*Text segment*:
• • • • • • •

In this common analogy used by the Indo-Europeans, the poet is a worker in wood: “Greek and Latin use ‘timber’ words for the subject matter of literary compositions. In Irish […] types of internal rhyme were called uaitne ‘pillar’ [newel (5), the central supporting pillar of a staircase] and salchubaidwillow-rhyme [6], post-rhyme [kingpost (8)].’” (p.39) Prynne’s own internal rhymes in this sequence are legion and multifarious, and they hold the poem together “in the way that nails [or a rivet (4) in modern ship building] hold a ship together that a craftsman makes and that otherwise goes in loose order, timber from timber: so too this figure holds the form together in versification by means of those staves [staff (3)]” (Óláfr Þórðarson, thirteenth century Icelandic skald and scholar, quoted by West, p.40. We know Prynne has studied the Icelandic skalds closely, in their original language.)

To mention a few of the choicest such rhymes here, employing beginning, medial and ending sound rhymes, alliteration, and also ‘eye rhymes’ with minimal sound rhyme: back [..] buck, praline in-line, gander tender, chatter in charter, deal in dealt, medial to medal (1); large to charge, rotor proton (2); orange foraged, care bear, wattage want what wish wills, elder in folder (3); rivet [..] riven, legal into plagal, perverse pervasive (4); mildew due, elm elemental, merge [..] spurge, ditch [..] pitch (5); mown down, averse avarice, bear [..] bare (6); stir [..] stirrup, abstruse moose loosestrife, glad add, line linen (7); groom [..] legroom, sour source, talus tell us tallow we know, elemental enamel (8); claim clement [..] calamine, pawl spool spillage, rental [..] oriental [..] ventral [..] austral, even event ventral (9); confluent confederate, crocus orchestral, avid avian, broad implored (10). There is also a lot of simple repetition in the sequence, scattered more widely often across different sections, presumably designed to draw our attention to individual words, but also with the same cohering effect overall, for example: buck thorn/ buckthorn (1 and 3); not yet (1, twice); tint (1 and 5); dealt (1 and 6); cycad (2 and 3); industrious (2 and 3); pitch (2 and 5); bank (2 and 7); intermit (3 and 4); benefit (3, 8 and 10); toil (3 and 10); spruce (3 and 4); elemental (4, 5 and 8); plagal (4 and 5); jaunt (8 and 9); switch (10, twice); grove twice (10, twice); depute/d carbine (10, twice); and more than forty other examples. There are also recurring syllabic features such as word endings which have a similar binding effect, for example the endings -al, -el and -le are used extensively in some decks: plausible, actual, conical, medial, medal, deal, hazel, comestible, trifle, maple, notable (1); rental, oriental, ventral, infantile, austral, brindle, enamel, instinctual, swivel, dell, gravel (9). Elsewhere in the sequence, other letter combinations are used as a binding feature (e.g. the -ed ending in Deck 4, and the -ant- and -ent- combinations throughout, both of which we will return to later). All of these hold the verses together in a way Þórðarson would recognise.

• • • • • • •

*Extracted data*:
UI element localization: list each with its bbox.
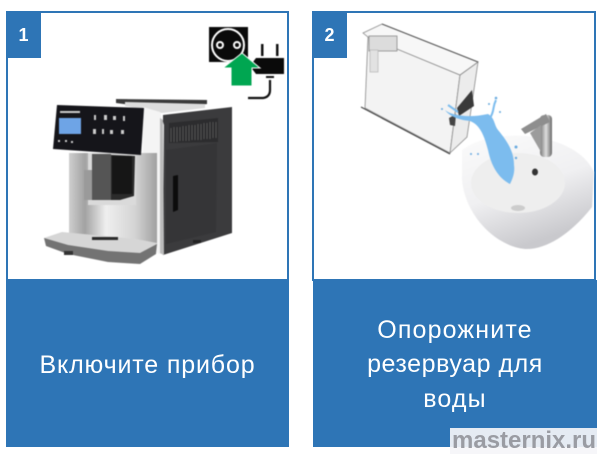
- illustration: sink with faucet: [462, 114, 594, 249]
- caption: step 2: резервуар для: [367, 350, 543, 378]
- icon: green arrow: [223, 53, 260, 86]
- caption: step 2: Опорожните: [377, 316, 533, 344]
- caption: step 1: Включите прибор: [40, 351, 255, 379]
- caption: step 2: [313, 280, 597, 447]
- caption: step 1: [6, 280, 289, 447]
- panel: step 2 frame: [312, 11, 596, 281]
- badge: number 2: [312, 12, 347, 58]
- illustration: water tank: [361, 24, 478, 154]
- badge: number 1: [6, 12, 41, 58]
- icon: power socket and plug: [209, 27, 284, 98]
- illustration: water splash: [441, 90, 518, 184]
- badge: number 1: 1: [18, 24, 28, 44]
- illustration: coffee machine: [44, 99, 232, 264]
- panel: step 1 frame: [6, 11, 289, 281]
- caption: step 2: воды: [423, 385, 487, 413]
- badge: number 2: 2: [324, 24, 334, 44]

• • • • • • •

*Your goal*: Continue the passage on Prynne's rhymes from its final sentence. The records have nothing to do with the passage on Prynne's rhymes.

*Solved problem*:
West quotes Sir Ifor Williams’ Lectures on Early Welsh Poetry (1944): ‘The Welsh bards called themselves the carpenters of song […] and claimed as their own all the tools and technical terms of the craftsman in wood, e.g. the axe, knife, and square. When a rival imitated their themes or methods they told him bluntly to take his axe (6) to the forest and cut his own timber.’ (p.39)

Prynne has covered the ‘Carpentry = Poetry’ analogy elsewhere, for example in Blue Slides At Rest (2003) (e.g. brace, dove (joint), dowel (cf. also Piers Plowman), tongue and groove). In Duets Infer Duty, Prynne extends the conceit to the activity of forestry which yields the wood that in turn provides the material of the poet/carpenter’s work, and also the literal means of propagation of the printed poem in my hand: paper.

The words in the sequence which relate to the tools and techniques of silviculture (woodland cultivation) and arboriculture (tree cultivation) become analogous in this extended metaphor to Prynne’s poetic craft as part of a continuing tradition, his stewardship of poetic materials and techniques, and his own role in turn as an exemplar and trailblazer for future poets: actual forestry, corridor, pinetum, espalier, cut back, preen (variant of prune) (1); woodland, fringe (a zone of scattered trees and shrubs that once linked forests with open mountaintops) (2); spruce (in the sense of making neat (3 and 4)); coppice, hedgework (4); axe (6); crampon (7); stake, graft, prune, groom (in the sense of preen) (8); grove (10).

As we shall see later, Prynne has drawn extensively from an early modern document concerned with actual forestry (1): ‘Management plans: with special reference to the national forests. United States Department of Agriculture, Miscellaneous Publication №11, February 1928.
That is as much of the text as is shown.